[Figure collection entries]
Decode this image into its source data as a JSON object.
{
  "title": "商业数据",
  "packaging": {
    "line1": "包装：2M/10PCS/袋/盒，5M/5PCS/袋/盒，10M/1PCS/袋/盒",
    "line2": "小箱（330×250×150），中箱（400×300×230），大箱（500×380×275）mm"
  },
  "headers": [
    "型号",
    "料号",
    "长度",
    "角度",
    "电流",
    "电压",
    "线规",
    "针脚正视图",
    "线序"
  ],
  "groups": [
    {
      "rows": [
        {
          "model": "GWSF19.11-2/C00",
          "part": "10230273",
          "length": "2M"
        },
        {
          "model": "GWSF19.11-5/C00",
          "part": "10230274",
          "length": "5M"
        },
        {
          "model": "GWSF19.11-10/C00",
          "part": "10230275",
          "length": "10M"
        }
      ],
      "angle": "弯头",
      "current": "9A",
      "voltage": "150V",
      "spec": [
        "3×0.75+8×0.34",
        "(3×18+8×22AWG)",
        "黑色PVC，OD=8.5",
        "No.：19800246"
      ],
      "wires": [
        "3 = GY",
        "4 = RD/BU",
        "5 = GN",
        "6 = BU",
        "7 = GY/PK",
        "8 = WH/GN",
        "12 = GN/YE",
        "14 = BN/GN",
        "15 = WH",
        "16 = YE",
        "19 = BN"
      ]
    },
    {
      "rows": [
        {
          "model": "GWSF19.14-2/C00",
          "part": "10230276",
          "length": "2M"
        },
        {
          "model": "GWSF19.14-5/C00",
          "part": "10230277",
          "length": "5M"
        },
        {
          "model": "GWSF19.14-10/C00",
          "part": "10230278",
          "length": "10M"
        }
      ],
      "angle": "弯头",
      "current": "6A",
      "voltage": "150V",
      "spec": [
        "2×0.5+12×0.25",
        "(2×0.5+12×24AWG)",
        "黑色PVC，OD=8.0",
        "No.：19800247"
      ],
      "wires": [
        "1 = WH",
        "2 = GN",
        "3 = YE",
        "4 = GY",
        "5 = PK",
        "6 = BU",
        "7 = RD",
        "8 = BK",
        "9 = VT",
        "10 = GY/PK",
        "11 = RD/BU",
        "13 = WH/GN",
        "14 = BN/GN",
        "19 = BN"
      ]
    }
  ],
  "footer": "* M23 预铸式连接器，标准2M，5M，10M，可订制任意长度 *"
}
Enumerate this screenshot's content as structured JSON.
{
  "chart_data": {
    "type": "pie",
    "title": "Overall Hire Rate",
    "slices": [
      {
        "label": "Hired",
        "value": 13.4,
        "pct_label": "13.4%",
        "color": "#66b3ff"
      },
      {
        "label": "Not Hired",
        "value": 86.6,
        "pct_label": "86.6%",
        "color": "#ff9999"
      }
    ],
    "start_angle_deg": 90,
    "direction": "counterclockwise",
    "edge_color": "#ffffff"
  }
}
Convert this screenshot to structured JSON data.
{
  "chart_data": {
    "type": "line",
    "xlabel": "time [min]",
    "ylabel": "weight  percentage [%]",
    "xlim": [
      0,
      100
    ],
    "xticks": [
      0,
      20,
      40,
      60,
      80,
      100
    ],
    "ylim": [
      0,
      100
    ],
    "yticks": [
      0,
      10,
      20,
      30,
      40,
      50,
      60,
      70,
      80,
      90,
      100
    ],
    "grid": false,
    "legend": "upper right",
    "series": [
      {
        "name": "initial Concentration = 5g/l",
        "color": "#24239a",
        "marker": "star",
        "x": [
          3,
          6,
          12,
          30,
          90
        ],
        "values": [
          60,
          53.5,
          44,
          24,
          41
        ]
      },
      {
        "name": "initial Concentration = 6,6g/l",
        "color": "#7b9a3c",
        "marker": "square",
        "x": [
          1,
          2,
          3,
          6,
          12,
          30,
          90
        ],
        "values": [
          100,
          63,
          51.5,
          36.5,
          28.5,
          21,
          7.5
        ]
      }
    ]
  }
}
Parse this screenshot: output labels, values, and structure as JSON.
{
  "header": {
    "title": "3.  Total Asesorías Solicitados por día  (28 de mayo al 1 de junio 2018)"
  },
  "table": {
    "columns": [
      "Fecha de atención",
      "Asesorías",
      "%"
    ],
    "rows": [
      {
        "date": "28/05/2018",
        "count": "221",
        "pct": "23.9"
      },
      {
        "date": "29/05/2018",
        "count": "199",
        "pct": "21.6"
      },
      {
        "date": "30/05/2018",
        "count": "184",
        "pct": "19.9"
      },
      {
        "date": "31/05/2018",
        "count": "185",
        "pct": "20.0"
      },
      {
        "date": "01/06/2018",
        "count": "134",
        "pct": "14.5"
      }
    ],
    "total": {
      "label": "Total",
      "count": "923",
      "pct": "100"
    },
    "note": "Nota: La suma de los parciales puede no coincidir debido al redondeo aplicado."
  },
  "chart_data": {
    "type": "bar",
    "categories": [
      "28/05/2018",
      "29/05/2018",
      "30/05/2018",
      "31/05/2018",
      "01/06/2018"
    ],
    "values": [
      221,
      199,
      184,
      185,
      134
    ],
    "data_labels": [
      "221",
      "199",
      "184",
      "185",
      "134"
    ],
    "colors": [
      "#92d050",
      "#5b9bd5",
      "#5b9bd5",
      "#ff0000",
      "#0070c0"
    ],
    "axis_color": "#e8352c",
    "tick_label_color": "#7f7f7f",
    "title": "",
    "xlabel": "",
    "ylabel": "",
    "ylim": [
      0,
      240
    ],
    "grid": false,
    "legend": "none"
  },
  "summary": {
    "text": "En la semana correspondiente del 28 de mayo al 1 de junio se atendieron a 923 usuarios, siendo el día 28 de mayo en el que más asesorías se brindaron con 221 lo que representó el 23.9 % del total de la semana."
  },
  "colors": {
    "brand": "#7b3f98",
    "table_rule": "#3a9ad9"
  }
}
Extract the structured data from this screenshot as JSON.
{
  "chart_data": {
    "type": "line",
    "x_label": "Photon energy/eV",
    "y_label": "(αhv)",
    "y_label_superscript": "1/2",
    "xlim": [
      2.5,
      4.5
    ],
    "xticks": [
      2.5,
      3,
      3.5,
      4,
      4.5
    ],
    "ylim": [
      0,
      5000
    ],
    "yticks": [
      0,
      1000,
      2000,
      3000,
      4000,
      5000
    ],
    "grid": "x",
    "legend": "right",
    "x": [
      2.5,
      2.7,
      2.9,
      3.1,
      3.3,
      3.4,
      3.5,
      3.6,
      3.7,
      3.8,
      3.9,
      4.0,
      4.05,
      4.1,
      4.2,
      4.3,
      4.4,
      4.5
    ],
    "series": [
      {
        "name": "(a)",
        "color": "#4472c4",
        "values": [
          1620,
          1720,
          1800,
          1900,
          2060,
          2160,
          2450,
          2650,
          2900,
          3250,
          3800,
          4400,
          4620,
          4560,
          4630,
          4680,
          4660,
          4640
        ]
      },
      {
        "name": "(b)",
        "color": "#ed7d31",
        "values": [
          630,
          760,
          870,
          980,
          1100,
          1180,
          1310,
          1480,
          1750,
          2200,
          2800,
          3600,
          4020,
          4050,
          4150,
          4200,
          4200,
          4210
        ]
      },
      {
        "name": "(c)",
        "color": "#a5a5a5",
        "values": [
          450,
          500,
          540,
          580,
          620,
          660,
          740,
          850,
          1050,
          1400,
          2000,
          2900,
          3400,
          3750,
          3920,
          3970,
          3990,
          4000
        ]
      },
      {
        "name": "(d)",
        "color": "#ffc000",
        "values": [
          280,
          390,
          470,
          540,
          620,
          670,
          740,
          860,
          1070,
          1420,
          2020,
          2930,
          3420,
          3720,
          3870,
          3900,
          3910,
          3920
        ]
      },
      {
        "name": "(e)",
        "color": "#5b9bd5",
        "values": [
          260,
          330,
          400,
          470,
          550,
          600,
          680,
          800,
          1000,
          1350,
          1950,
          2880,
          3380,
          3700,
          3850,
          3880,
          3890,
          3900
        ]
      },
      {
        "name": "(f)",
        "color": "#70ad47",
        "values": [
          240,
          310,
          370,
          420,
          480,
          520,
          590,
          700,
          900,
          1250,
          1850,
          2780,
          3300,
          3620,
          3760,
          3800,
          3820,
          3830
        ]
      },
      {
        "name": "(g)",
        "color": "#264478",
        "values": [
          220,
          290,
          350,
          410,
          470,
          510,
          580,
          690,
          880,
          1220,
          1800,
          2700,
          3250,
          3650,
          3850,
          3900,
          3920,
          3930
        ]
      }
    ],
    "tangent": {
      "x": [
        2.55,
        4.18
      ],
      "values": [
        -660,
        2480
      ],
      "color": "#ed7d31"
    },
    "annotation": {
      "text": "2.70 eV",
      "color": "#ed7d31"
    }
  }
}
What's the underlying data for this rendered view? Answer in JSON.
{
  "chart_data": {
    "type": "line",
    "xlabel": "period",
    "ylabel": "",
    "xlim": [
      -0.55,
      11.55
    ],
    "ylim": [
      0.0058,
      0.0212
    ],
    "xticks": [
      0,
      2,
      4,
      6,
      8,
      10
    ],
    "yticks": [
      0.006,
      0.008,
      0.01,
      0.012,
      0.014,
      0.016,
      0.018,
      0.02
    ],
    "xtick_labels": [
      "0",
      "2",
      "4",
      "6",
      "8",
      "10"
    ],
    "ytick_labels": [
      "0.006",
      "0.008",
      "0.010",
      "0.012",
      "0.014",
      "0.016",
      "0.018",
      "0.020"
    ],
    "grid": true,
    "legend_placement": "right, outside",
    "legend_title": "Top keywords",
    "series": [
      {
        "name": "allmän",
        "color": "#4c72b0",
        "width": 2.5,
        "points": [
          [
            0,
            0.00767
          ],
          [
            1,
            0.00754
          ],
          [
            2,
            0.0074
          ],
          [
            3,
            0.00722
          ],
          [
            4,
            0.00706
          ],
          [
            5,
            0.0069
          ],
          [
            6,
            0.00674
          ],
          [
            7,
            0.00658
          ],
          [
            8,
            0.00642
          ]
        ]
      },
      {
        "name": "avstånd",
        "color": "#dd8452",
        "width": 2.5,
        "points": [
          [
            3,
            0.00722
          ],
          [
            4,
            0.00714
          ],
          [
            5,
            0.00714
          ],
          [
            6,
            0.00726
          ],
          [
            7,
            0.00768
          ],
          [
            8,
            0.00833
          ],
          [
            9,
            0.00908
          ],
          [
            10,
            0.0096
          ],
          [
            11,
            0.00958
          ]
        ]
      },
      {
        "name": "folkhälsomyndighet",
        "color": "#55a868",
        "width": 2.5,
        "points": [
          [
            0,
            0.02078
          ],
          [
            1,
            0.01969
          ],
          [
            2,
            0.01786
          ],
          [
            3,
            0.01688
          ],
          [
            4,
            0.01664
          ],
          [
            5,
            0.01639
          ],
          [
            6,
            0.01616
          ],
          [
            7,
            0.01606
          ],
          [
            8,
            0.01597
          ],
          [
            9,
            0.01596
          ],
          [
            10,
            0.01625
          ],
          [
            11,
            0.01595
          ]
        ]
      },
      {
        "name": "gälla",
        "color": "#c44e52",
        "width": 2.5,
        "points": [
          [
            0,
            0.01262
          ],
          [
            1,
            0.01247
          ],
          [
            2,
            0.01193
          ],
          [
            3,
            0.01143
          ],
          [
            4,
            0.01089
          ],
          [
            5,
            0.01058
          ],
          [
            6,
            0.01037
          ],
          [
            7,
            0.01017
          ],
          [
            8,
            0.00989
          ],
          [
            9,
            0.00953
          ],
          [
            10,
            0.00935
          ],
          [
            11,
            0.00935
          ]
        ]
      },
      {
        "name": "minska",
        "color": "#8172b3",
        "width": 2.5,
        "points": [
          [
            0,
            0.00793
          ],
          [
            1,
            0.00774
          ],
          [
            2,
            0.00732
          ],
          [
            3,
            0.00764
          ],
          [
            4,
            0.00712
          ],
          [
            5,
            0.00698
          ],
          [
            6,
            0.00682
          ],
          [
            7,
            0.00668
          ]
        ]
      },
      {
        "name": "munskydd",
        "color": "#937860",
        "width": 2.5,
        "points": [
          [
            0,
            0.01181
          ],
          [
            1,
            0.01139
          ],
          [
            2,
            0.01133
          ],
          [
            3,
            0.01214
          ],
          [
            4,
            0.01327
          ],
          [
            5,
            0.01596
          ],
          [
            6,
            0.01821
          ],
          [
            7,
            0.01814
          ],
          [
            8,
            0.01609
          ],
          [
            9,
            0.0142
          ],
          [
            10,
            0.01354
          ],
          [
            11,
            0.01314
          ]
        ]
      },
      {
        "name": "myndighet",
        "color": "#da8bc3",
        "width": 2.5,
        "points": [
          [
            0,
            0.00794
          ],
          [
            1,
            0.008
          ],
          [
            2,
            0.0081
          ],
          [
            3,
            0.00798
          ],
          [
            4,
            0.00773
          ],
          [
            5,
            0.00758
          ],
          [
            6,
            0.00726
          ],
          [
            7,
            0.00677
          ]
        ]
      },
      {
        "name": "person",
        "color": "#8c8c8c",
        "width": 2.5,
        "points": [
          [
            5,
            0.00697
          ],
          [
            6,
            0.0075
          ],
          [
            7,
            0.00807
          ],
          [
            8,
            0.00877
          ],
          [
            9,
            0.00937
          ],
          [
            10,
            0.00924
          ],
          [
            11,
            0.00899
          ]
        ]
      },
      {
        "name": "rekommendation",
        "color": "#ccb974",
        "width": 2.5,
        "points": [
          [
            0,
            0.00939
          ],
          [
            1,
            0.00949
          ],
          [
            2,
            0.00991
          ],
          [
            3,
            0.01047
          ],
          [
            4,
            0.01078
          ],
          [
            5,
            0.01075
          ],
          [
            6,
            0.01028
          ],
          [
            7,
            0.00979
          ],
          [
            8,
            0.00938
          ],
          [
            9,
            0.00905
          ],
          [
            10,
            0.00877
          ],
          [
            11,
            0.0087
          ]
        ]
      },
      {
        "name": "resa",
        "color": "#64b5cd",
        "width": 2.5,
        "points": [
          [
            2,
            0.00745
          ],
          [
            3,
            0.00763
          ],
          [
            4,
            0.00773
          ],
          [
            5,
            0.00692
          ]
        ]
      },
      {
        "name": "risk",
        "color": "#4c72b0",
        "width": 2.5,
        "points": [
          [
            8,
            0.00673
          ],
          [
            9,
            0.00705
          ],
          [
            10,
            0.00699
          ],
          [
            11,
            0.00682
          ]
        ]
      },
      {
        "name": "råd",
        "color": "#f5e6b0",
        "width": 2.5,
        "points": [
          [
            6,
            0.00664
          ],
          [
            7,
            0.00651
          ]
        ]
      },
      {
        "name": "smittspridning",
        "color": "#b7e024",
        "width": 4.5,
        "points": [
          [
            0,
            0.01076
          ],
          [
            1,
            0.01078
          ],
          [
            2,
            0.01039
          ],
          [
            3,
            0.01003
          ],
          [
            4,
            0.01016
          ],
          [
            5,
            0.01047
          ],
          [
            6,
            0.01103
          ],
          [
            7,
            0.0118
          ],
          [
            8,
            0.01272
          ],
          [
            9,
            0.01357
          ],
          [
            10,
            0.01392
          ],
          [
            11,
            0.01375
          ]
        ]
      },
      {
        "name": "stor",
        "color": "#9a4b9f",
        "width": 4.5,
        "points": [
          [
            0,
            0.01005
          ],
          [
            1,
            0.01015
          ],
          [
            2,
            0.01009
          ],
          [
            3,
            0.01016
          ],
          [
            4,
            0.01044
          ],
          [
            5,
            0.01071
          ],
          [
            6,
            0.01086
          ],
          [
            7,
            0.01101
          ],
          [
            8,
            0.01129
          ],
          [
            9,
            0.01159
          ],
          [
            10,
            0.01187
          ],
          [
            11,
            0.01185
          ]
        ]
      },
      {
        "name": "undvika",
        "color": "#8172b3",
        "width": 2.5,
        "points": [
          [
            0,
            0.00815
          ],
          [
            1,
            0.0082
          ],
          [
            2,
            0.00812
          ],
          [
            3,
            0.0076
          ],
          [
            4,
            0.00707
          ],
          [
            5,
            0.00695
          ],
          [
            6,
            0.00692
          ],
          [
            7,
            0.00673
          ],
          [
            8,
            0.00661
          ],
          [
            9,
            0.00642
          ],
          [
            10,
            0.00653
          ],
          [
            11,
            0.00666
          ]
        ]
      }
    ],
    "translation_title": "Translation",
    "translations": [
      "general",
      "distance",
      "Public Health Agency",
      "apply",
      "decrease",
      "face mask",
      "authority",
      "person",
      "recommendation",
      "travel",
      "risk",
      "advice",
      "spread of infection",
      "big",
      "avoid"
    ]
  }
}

What you should do:
Lines of the material that contain the word "part" are to be gathered.

Result of the task:
          "part": "10230273",
          "part": "10230274",
          "part": "10230275",
          "part": "10230276",
          "part": "10230277",
          "part": "10230278",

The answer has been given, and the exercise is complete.